(Data excerpts)
※ ※ ※

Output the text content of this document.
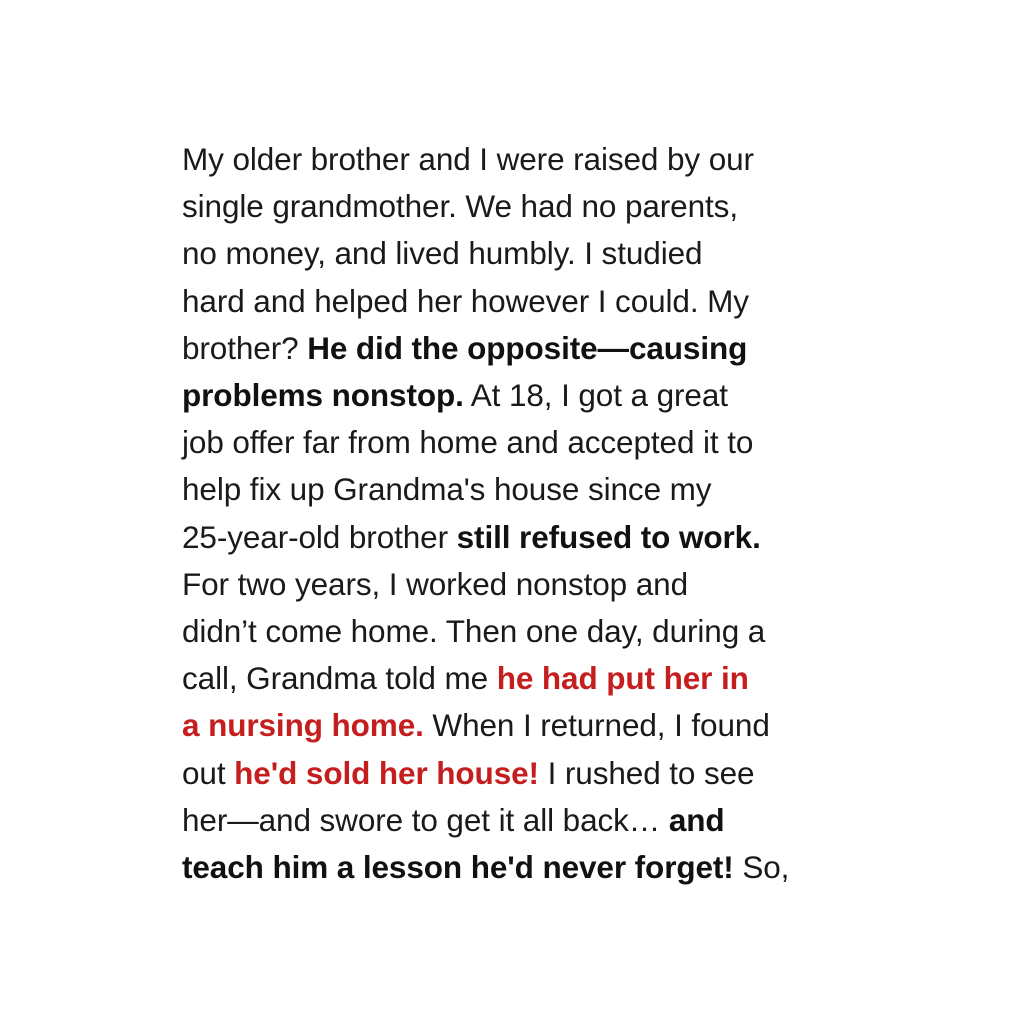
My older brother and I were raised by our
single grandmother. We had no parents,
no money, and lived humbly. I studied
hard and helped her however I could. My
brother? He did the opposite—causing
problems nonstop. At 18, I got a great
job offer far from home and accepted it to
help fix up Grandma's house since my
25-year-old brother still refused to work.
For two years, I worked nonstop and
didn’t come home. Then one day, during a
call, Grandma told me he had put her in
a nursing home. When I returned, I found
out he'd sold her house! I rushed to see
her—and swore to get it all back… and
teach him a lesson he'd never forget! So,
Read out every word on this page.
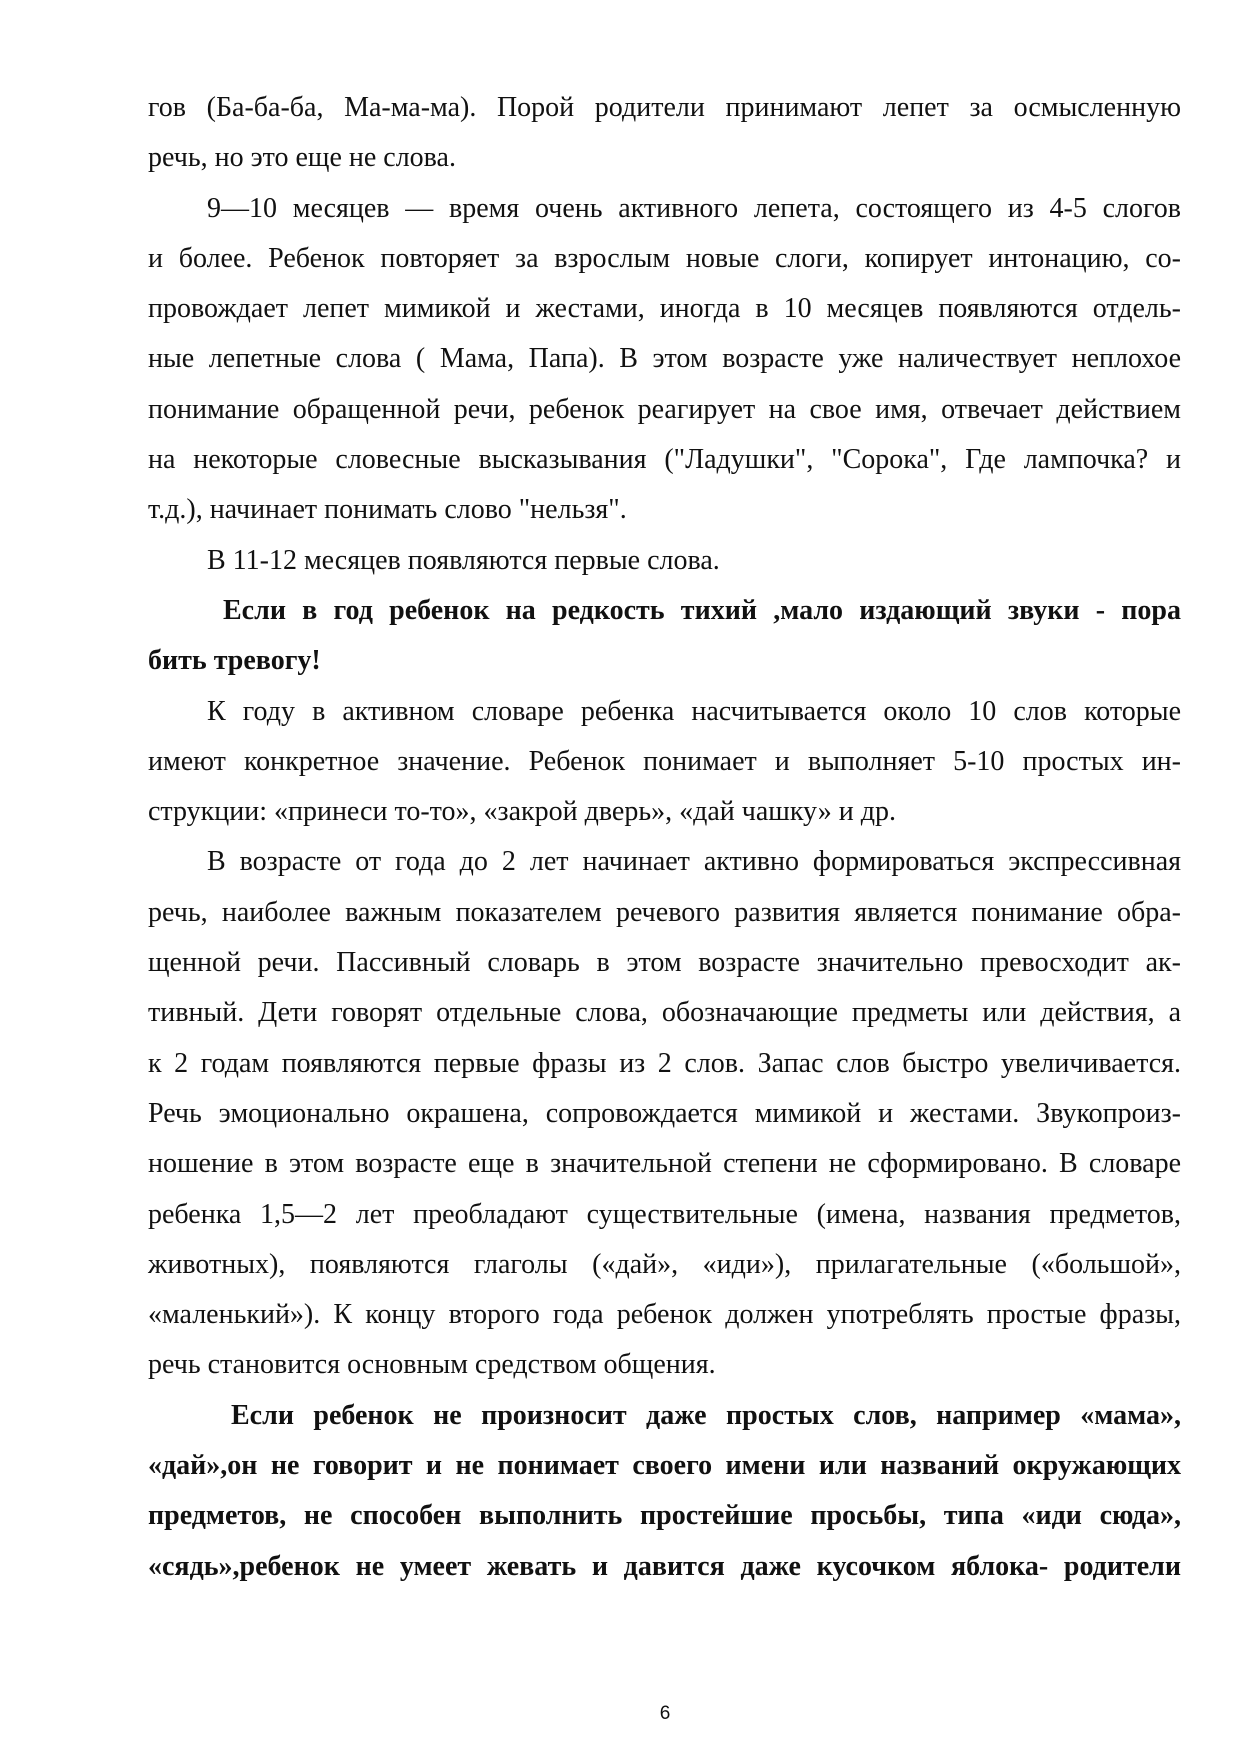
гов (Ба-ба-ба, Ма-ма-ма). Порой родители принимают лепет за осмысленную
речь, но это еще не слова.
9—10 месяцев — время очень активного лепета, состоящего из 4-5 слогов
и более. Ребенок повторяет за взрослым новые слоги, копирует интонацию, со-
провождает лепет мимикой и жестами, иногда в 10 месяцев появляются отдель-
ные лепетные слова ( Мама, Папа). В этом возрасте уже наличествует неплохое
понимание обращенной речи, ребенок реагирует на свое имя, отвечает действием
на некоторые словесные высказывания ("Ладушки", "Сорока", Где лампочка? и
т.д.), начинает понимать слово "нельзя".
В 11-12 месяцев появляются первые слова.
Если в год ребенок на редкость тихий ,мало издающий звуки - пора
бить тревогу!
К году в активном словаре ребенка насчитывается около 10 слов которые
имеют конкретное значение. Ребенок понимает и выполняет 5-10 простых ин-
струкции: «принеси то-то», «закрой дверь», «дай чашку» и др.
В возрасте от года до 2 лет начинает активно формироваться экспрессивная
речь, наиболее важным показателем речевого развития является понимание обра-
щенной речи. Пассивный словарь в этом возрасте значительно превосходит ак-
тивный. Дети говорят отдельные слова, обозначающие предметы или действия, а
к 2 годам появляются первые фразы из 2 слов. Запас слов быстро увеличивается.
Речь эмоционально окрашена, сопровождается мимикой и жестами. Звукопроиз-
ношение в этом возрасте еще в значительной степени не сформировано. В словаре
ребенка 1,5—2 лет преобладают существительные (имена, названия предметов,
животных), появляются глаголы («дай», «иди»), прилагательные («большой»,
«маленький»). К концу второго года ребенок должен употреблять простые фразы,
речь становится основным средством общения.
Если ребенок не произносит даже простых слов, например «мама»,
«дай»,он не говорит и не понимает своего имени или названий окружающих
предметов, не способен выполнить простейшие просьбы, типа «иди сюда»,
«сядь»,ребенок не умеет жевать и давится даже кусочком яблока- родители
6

※ ※ ※

**What you should do**
Keep every word of the data as it is when you write it out, but drop the pictures.

**Solution for this task**
Output the text content of this document.
My older brother and I were raised by our
single grandmother. We had no parents,
no money, and lived humbly. I studied
hard and helped her however I could. My
brother? He did the opposite—causing
problems nonstop. At 18, I got a great
job offer far from home and accepted it to
help fix up Grandma's house since my
25-year-old brother still refused to work.
For two years, I worked nonstop and
didn’t come home. Then one day, during a
call, Grandma told me he had put her in
a nursing home. When I returned, I found
out he'd sold her house! I rushed to see
her—and swore to get it all back… and
teach him a lesson he'd never forget! So,
Read out every word on this page.
гов (Ба-ба-ба, Ма-ма-ма). Порой родители принимают лепет за осмысленную
речь, но это еще не слова.
9—10 месяцев — время очень активного лепета, состоящего из 4-5 слогов
и более. Ребенок повторяет за взрослым новые слоги, копирует интонацию, со-
провождает лепет мимикой и жестами, иногда в 10 месяцев появляются отдель-
ные лепетные слова ( Мама, Папа). В этом возрасте уже наличествует неплохое
понимание обращенной речи, ребенок реагирует на свое имя, отвечает действием
на некоторые словесные высказывания ("Ладушки", "Сорока", Где лампочка? и
т.д.), начинает понимать слово "нельзя".
В 11-12 месяцев появляются первые слова.
Если в год ребенок на редкость тихий ,мало издающий звуки - пора
бить тревогу!
К году в активном словаре ребенка насчитывается около 10 слов которые
имеют конкретное значение. Ребенок понимает и выполняет 5-10 простых ин-
струкции: «принеси то-то», «закрой дверь», «дай чашку» и др.
В возрасте от года до 2 лет начинает активно формироваться экспрессивная
речь, наиболее важным показателем речевого развития является понимание обра-
щенной речи. Пассивный словарь в этом возрасте значительно превосходит ак-
тивный. Дети говорят отдельные слова, обозначающие предметы или действия, а
к 2 годам появляются первые фразы из 2 слов. Запас слов быстро увеличивается.
Речь эмоционально окрашена, сопровождается мимикой и жестами. Звукопроиз-
ношение в этом возрасте еще в значительной степени не сформировано. В словаре
ребенка 1,5—2 лет преобладают существительные (имена, названия предметов,
животных), появляются глаголы («дай», «иди»), прилагательные («большой»,
«маленький»). К концу второго года ребенок должен употреблять простые фразы,
речь становится основным средством общения.
Если ребенок не произносит даже простых слов, например «мама»,
«дай»,он не говорит и не понимает своего имени или названий окружающих
предметов, не способен выполнить простейшие просьбы, типа «иди сюда»,
«сядь»,ребенок не умеет жевать и давится даже кусочком яблока- родители
6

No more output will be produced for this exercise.